## TASK GOAL
Read the lines that follow and pick out every one containing the word "close".

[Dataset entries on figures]
───

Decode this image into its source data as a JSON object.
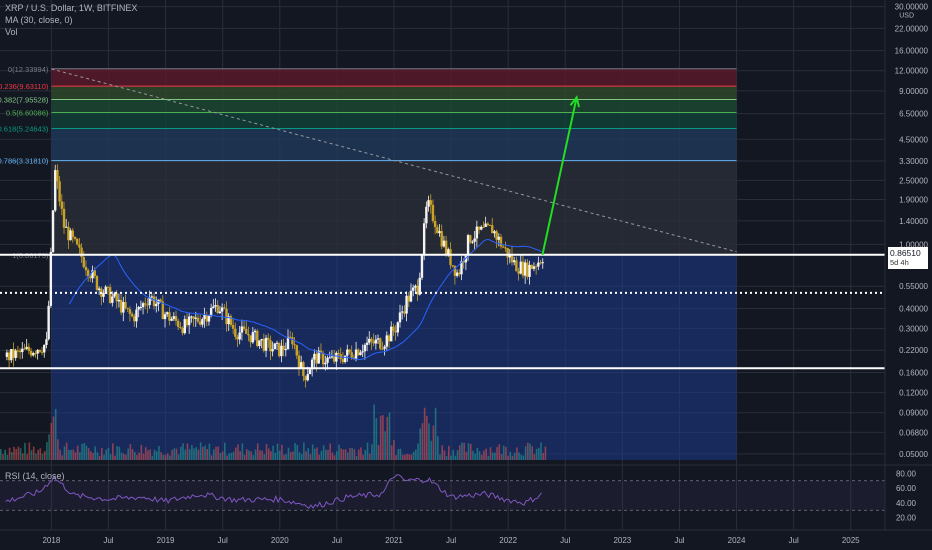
{
  "header": {
    "symbol": "XRP / U.S. Dollar, 1W, BITFINEX",
    "ma": "MA (30, close, 0)",
    "vol": "Vol",
    "rsi": "RSI (14, close)"
  },
  "price_tag": {
    "value": "0.86510",
    "countdown": "5d 4h"
  },
  "colors": {
    "background": "#131722",
    "candle_up": "#f4f4f4",
    "candle_down": "#c9a227",
    "ma_line": "#2962ff",
    "rsi_line": "#7e57c2",
    "arrow": "#22dd22",
    "support_line": "#ffffff",
    "blue_zone": "#1e3a8a"
  },
  "chart_data": {
    "type": "candlestick",
    "scale": "log",
    "y_unit": "USD",
    "y_ticks": [
      30.0,
      22.0,
      16.0,
      12.0,
      9.0,
      6.5,
      4.5,
      3.3,
      2.5,
      1.9,
      1.4,
      1.0,
      0.55,
      0.4,
      0.3,
      0.22,
      0.16,
      0.12,
      0.09,
      0.068,
      0.05
    ],
    "y_tick_labels": [
      "30.00000",
      "22.00000",
      "16.00000",
      "12.00000",
      "9.00000",
      "6.50000",
      "4.50000",
      "3.30000",
      "2.50000",
      "1.90000",
      "1.40000",
      "1.00000",
      "0.55000",
      "0.40000",
      "0.30000",
      "0.22000",
      "0.16000",
      "0.12000",
      "0.09000",
      "0.06800",
      "0.05000"
    ],
    "top_tick_suffix": "USD",
    "x_ticks": [
      "2018",
      "Jul",
      "2019",
      "Jul",
      "2020",
      "Jul",
      "2021",
      "Jul",
      "2022",
      "Jul",
      "2023",
      "Jul",
      "2024",
      "Jul",
      "2025"
    ],
    "x_tick_dates": [
      2018.0,
      2018.5,
      2019.0,
      2019.5,
      2020.0,
      2020.5,
      2021.0,
      2021.5,
      2022.0,
      2022.5,
      2023.0,
      2023.5,
      2024.0,
      2024.5,
      2025.0
    ],
    "fib_levels": [
      {
        "label": "0(12.33994)",
        "ratio": 0,
        "price": 12.33994,
        "color": "#787b86"
      },
      {
        "label": "0.236(9.63110)",
        "ratio": 0.236,
        "price": 9.6311,
        "color": "#f23645"
      },
      {
        "label": "0.382(7.95528)",
        "ratio": 0.382,
        "price": 7.95528,
        "color": "#81c784"
      },
      {
        "label": "0.5(6.60086)",
        "ratio": 0.5,
        "price": 6.60086,
        "color": "#4caf50"
      },
      {
        "label": "0.618(5.24643)",
        "ratio": 0.618,
        "price": 5.24643,
        "color": "#089981"
      },
      {
        "label": "0.786(3.31810)",
        "ratio": 0.786,
        "price": 3.3181,
        "color": "#64b5f6"
      },
      {
        "label": "1(0.86173)",
        "ratio": 1,
        "price": 0.86173,
        "color": "#787b86"
      }
    ],
    "horizontal_lines": [
      {
        "price": 0.86173,
        "style": "solid"
      },
      {
        "price": 0.5,
        "style": "dotted"
      },
      {
        "price": 0.17,
        "style": "solid"
      }
    ],
    "trendline": {
      "from": [
        2018.0,
        12.3
      ],
      "to": [
        2024.0,
        0.9
      ],
      "style": "dashed"
    },
    "target_arrow": {
      "from": [
        2022.3,
        0.86
      ],
      "to": [
        2022.6,
        8.2
      ]
    },
    "price_series": {
      "x": [
        2017.6,
        2017.8,
        2017.95,
        2018.02,
        2018.1,
        2018.25,
        2018.4,
        2018.55,
        2018.7,
        2018.85,
        2019.0,
        2019.15,
        2019.3,
        2019.45,
        2019.6,
        2019.75,
        2019.9,
        2020.0,
        2020.1,
        2020.2,
        2020.3,
        2020.45,
        2020.6,
        2020.75,
        2020.9,
        2021.0,
        2021.1,
        2021.2,
        2021.28,
        2021.35,
        2021.45,
        2021.55,
        2021.65,
        2021.75,
        2021.85,
        2021.95,
        2022.05,
        2022.15,
        2022.25,
        2022.3
      ],
      "close": [
        0.2,
        0.22,
        0.24,
        2.9,
        1.3,
        0.85,
        0.55,
        0.45,
        0.35,
        0.48,
        0.36,
        0.31,
        0.35,
        0.42,
        0.29,
        0.27,
        0.23,
        0.22,
        0.26,
        0.15,
        0.2,
        0.19,
        0.21,
        0.24,
        0.25,
        0.3,
        0.45,
        0.55,
        1.8,
        1.4,
        0.9,
        0.65,
        1.1,
        1.2,
        1.25,
        0.95,
        0.75,
        0.7,
        0.78,
        0.86
      ]
    },
    "rsi": {
      "ticks": [
        80,
        60,
        40,
        20
      ],
      "tick_labels": [
        "80.00",
        "60.00",
        "40.00",
        "20.00"
      ],
      "band": [
        30,
        70
      ],
      "x": [
        2017.6,
        2017.9,
        2018.02,
        2018.2,
        2018.5,
        2018.8,
        2019.0,
        2019.3,
        2019.6,
        2020.0,
        2020.3,
        2020.6,
        2020.9,
        2021.0,
        2021.1,
        2021.3,
        2021.5,
        2021.8,
        2022.0,
        2022.15,
        2022.3
      ],
      "values": [
        42,
        55,
        75,
        50,
        45,
        48,
        42,
        52,
        44,
        45,
        35,
        48,
        52,
        78,
        70,
        72,
        48,
        52,
        44,
        40,
        52
      ]
    }
  }
}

───

## SOLUTION FOR THIS PROBLEM
    "ma": "MA (30, close, 0)",
    "rsi": "RSI (14, close)"
      "close": [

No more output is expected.